What the exercise asks
In this exercise, reproduce all the entries that follow exactly.

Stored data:

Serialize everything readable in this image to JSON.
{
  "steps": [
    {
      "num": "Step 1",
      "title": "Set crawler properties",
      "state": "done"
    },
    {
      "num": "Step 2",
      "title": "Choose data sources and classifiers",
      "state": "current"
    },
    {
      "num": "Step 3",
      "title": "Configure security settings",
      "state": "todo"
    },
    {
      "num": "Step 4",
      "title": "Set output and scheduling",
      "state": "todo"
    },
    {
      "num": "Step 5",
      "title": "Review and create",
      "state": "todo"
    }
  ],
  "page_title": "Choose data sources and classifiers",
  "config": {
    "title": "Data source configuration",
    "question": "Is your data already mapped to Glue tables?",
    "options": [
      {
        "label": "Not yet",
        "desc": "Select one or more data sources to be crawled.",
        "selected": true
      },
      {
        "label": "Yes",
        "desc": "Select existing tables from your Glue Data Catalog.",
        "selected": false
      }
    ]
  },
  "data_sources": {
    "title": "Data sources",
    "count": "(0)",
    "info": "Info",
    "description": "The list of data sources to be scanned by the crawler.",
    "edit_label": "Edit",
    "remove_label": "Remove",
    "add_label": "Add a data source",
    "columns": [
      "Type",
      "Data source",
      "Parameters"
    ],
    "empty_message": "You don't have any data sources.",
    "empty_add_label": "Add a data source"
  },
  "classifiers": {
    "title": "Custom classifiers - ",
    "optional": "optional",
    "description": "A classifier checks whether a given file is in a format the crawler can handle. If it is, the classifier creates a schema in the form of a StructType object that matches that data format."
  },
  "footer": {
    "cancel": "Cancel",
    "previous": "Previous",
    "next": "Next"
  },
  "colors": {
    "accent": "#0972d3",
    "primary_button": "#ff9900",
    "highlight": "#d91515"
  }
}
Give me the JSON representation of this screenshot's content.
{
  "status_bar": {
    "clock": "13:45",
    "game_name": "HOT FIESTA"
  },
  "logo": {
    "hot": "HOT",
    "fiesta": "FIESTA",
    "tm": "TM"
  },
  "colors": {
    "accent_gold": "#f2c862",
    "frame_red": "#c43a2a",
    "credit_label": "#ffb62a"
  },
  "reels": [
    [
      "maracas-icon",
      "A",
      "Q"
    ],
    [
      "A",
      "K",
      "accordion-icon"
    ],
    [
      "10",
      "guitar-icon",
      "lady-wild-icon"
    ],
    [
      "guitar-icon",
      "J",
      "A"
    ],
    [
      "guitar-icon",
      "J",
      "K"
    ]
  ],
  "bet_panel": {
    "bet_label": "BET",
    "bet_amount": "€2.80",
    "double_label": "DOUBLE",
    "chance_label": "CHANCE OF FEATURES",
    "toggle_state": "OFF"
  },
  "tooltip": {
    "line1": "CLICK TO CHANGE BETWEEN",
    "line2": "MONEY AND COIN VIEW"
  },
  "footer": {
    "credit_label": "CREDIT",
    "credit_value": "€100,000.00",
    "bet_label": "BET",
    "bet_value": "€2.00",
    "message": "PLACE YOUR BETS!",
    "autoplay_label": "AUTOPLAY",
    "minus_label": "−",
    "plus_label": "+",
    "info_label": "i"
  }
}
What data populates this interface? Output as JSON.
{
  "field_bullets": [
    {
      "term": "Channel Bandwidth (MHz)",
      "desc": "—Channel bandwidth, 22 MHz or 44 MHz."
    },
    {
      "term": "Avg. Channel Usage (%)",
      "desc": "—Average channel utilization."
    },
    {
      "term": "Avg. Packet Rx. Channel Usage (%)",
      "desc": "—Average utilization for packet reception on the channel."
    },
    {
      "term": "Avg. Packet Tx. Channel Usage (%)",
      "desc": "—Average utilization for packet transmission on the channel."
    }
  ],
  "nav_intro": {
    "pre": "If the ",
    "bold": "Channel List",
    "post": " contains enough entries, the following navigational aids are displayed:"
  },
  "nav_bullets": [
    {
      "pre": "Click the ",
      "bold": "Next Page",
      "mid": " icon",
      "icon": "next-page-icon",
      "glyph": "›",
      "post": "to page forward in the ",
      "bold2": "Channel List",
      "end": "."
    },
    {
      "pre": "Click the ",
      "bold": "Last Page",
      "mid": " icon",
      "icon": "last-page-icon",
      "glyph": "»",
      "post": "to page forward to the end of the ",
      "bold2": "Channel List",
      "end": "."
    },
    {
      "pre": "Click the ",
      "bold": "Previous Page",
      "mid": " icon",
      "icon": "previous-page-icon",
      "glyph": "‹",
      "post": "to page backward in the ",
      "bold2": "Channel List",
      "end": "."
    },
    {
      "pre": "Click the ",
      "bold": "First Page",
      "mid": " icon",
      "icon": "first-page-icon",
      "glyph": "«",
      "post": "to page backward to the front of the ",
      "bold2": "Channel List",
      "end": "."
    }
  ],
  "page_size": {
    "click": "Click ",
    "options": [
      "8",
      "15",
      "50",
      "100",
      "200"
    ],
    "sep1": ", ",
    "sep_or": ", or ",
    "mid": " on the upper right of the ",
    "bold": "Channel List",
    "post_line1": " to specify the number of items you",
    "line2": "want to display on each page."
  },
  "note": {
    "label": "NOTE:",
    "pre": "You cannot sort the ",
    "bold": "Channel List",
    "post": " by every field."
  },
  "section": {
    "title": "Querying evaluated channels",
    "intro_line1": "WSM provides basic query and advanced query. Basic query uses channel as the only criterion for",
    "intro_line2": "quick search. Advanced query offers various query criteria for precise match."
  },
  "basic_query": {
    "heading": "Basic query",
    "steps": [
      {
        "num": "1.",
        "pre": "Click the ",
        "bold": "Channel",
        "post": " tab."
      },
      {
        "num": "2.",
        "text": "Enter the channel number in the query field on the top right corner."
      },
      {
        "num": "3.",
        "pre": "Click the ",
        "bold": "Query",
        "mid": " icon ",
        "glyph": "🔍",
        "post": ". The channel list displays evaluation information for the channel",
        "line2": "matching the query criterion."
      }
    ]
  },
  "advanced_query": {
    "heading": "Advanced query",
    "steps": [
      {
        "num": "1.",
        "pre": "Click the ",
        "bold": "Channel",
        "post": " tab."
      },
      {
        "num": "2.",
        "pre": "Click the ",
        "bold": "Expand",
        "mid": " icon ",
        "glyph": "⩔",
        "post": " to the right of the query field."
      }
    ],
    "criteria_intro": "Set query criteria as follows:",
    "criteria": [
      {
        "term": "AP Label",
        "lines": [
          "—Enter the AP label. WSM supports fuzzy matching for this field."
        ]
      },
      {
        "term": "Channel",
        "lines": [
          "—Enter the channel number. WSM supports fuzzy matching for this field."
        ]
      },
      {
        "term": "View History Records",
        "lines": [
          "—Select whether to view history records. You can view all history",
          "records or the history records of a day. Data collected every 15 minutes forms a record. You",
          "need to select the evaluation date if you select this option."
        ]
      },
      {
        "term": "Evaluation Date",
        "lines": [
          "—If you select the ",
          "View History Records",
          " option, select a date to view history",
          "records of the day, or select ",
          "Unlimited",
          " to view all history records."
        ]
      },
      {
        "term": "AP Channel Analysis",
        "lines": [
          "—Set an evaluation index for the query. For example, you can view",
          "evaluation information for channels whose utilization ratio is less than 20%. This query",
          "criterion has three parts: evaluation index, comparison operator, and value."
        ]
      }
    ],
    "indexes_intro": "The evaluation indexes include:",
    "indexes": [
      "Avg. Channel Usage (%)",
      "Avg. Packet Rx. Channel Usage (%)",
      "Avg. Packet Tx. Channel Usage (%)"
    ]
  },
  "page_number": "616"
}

Problem solution
Serialize everything readable in this image to JSON.
{
  "steps": [
    {
      "num": "Step 1",
      "title": "Set crawler properties",
      "state": "done"
    },
    {
      "num": "Step 2",
      "title": "Choose data sources and classifiers",
      "state": "current"
    },
    {
      "num": "Step 3",
      "title": "Configure security settings",
      "state": "todo"
    },
    {
      "num": "Step 4",
      "title": "Set output and scheduling",
      "state": "todo"
    },
    {
      "num": "Step 5",
      "title": "Review and create",
      "state": "todo"
    }
  ],
  "page_title": "Choose data sources and classifiers",
  "config": {
    "title": "Data source configuration",
    "question": "Is your data already mapped to Glue tables?",
    "options": [
      {
        "label": "Not yet",
        "desc": "Select one or more data sources to be crawled.",
        "selected": true
      },
      {
        "label": "Yes",
        "desc": "Select existing tables from your Glue Data Catalog.",
        "selected": false
      }
    ]
  },
  "data_sources": {
    "title": "Data sources",
    "count": "(0)",
    "info": "Info",
    "description": "The list of data sources to be scanned by the crawler.",
    "edit_label": "Edit",
    "remove_label": "Remove",
    "add_label": "Add a data source",
    "columns": [
      "Type",
      "Data source",
      "Parameters"
    ],
    "empty_message": "You don't have any data sources.",
    "empty_add_label": "Add a data source"
  },
  "classifiers": {
    "title": "Custom classifiers - ",
    "optional": "optional",
    "description": "A classifier checks whether a given file is in a format the crawler can handle. If it is, the classifier creates a schema in the form of a StructType object that matches that data format."
  },
  "footer": {
    "cancel": "Cancel",
    "previous": "Previous",
    "next": "Next"
  },
  "colors": {
    "accent": "#0972d3",
    "primary_button": "#ff9900",
    "highlight": "#d91515"
  }
}
Give me the JSON representation of this screenshot's content.
{
  "status_bar": {
    "clock": "13:45",
    "game_name": "HOT FIESTA"
  },
  "logo": {
    "hot": "HOT",
    "fiesta": "FIESTA",
    "tm": "TM"
  },
  "colors": {
    "accent_gold": "#f2c862",
    "frame_red": "#c43a2a",
    "credit_label": "#ffb62a"
  },
  "reels": [
    [
      "maracas-icon",
      "A",
      "Q"
    ],
    [
      "A",
      "K",
      "accordion-icon"
    ],
    [
      "10",
      "guitar-icon",
      "lady-wild-icon"
    ],
    [
      "guitar-icon",
      "J",
      "A"
    ],
    [
      "guitar-icon",
      "J",
      "K"
    ]
  ],
  "bet_panel": {
    "bet_label": "BET",
    "bet_amount": "€2.80",
    "double_label": "DOUBLE",
    "chance_label": "CHANCE OF FEATURES",
    "toggle_state": "OFF"
  },
  "tooltip": {
    "line1": "CLICK TO CHANGE BETWEEN",
    "line2": "MONEY AND COIN VIEW"
  },
  "footer": {
    "credit_label": "CREDIT",
    "credit_value": "€100,000.00",
    "bet_label": "BET",
    "bet_value": "€2.00",
    "message": "PLACE YOUR BETS!",
    "autoplay_label": "AUTOPLAY",
    "minus_label": "−",
    "plus_label": "+",
    "info_label": "i"
  }
}
What data populates this interface? Output as JSON.
{
  "field_bullets": [
    {
      "term": "Channel Bandwidth (MHz)",
      "desc": "—Channel bandwidth, 22 MHz or 44 MHz."
    },
    {
      "term": "Avg. Channel Usage (%)",
      "desc": "—Average channel utilization."
    },
    {
      "term": "Avg. Packet Rx. Channel Usage (%)",
      "desc": "—Average utilization for packet reception on the channel."
    },
    {
      "term": "Avg. Packet Tx. Channel Usage (%)",
      "desc": "—Average utilization for packet transmission on the channel."
    }
  ],
  "nav_intro": {
    "pre": "If the ",
    "bold": "Channel List",
    "post": " contains enough entries, the following navigational aids are displayed:"
  },
  "nav_bullets": [
    {
      "pre": "Click the ",
      "bold": "Next Page",
      "mid": " icon",
      "icon": "next-page-icon",
      "glyph": "›",
      "post": "to page forward in the ",
      "bold2": "Channel List",
      "end": "."
    },
    {
      "pre": "Click the ",
      "bold": "Last Page",
      "mid": " icon",
      "icon": "last-page-icon",
      "glyph": "»",
      "post": "to page forward to the end of the ",
      "bold2": "Channel List",
      "end": "."
    },
    {
      "pre": "Click the ",
      "bold": "Previous Page",
      "mid": " icon",
      "icon": "previous-page-icon",
      "glyph": "‹",
      "post": "to page backward in the ",
      "bold2": "Channel List",
      "end": "."
    },
    {
      "pre": "Click the ",
      "bold": "First Page",
      "mid": " icon",
      "icon": "first-page-icon",
      "glyph": "«",
      "post": "to page backward to the front of the ",
      "bold2": "Channel List",
      "end": "."
    }
  ],
  "page_size": {
    "click": "Click ",
    "options": [
      "8",
      "15",
      "50",
      "100",
      "200"
    ],
    "sep1": ", ",
    "sep_or": ", or ",
    "mid": " on the upper right of the ",
    "bold": "Channel List",
    "post_line1": " to specify the number of items you",
    "line2": "want to display on each page."
  },
  "note": {
    "label": "NOTE:",
    "pre": "You cannot sort the ",
    "bold": "Channel List",
    "post": " by every field."
  },
  "section": {
    "title": "Querying evaluated channels",
    "intro_line1": "WSM provides basic query and advanced query. Basic query uses channel as the only criterion for",
    "intro_line2": "quick search. Advanced query offers various query criteria for precise match."
  },
  "basic_query": {
    "heading": "Basic query",
    "steps": [
      {
        "num": "1.",
        "pre": "Click the ",
        "bold": "Channel",
        "post": " tab."
      },
      {
        "num": "2.",
        "text": "Enter the channel number in the query field on the top right corner."
      },
      {
        "num": "3.",
        "pre": "Click the ",
        "bold": "Query",
        "mid": " icon ",
        "glyph": "🔍",
        "post": ". The channel list displays evaluation information for the channel",
        "line2": "matching the query criterion."
      }
    ]
  },
  "advanced_query": {
    "heading": "Advanced query",
    "steps": [
      {
        "num": "1.",
        "pre": "Click the ",
        "bold": "Channel",
        "post": " tab."
      },
      {
        "num": "2.",
        "pre": "Click the ",
        "bold": "Expand",
        "mid": " icon ",
        "glyph": "⩔",
        "post": " to the right of the query field."
      }
    ],
    "criteria_intro": "Set query criteria as follows:",
    "criteria": [
      {
        "term": "AP Label",
        "lines": [
          "—Enter the AP label. WSM supports fuzzy matching for this field."
        ]
      },
      {
        "term": "Channel",
        "lines": [
          "—Enter the channel number. WSM supports fuzzy matching for this field."
        ]
      },
      {
        "term": "View History Records",
        "lines": [
          "—Select whether to view history records. You can view all history",
          "records or the history records of a day. Data collected every 15 minutes forms a record. You",
          "need to select the evaluation date if you select this option."
        ]
      },
      {
        "term": "Evaluation Date",
        "lines": [
          "—If you select the ",
          "View History Records",
          " option, select a date to view history",
          "records of the day, or select ",
          "Unlimited",
          " to view all history records."
        ]
      },
      {
        "term": "AP Channel Analysis",
        "lines": [
          "—Set an evaluation index for the query. For example, you can view",
          "evaluation information for channels whose utilization ratio is less than 20%. This query",
          "criterion has three parts: evaluation index, comparison operator, and value."
        ]
      }
    ],
    "indexes_intro": "The evaluation indexes include:",
    "indexes": [
      "Avg. Channel Usage (%)",
      "Avg. Packet Rx. Channel Usage (%)",
      "Avg. Packet Tx. Channel Usage (%)"
    ]
  },
  "page_number": "616"
}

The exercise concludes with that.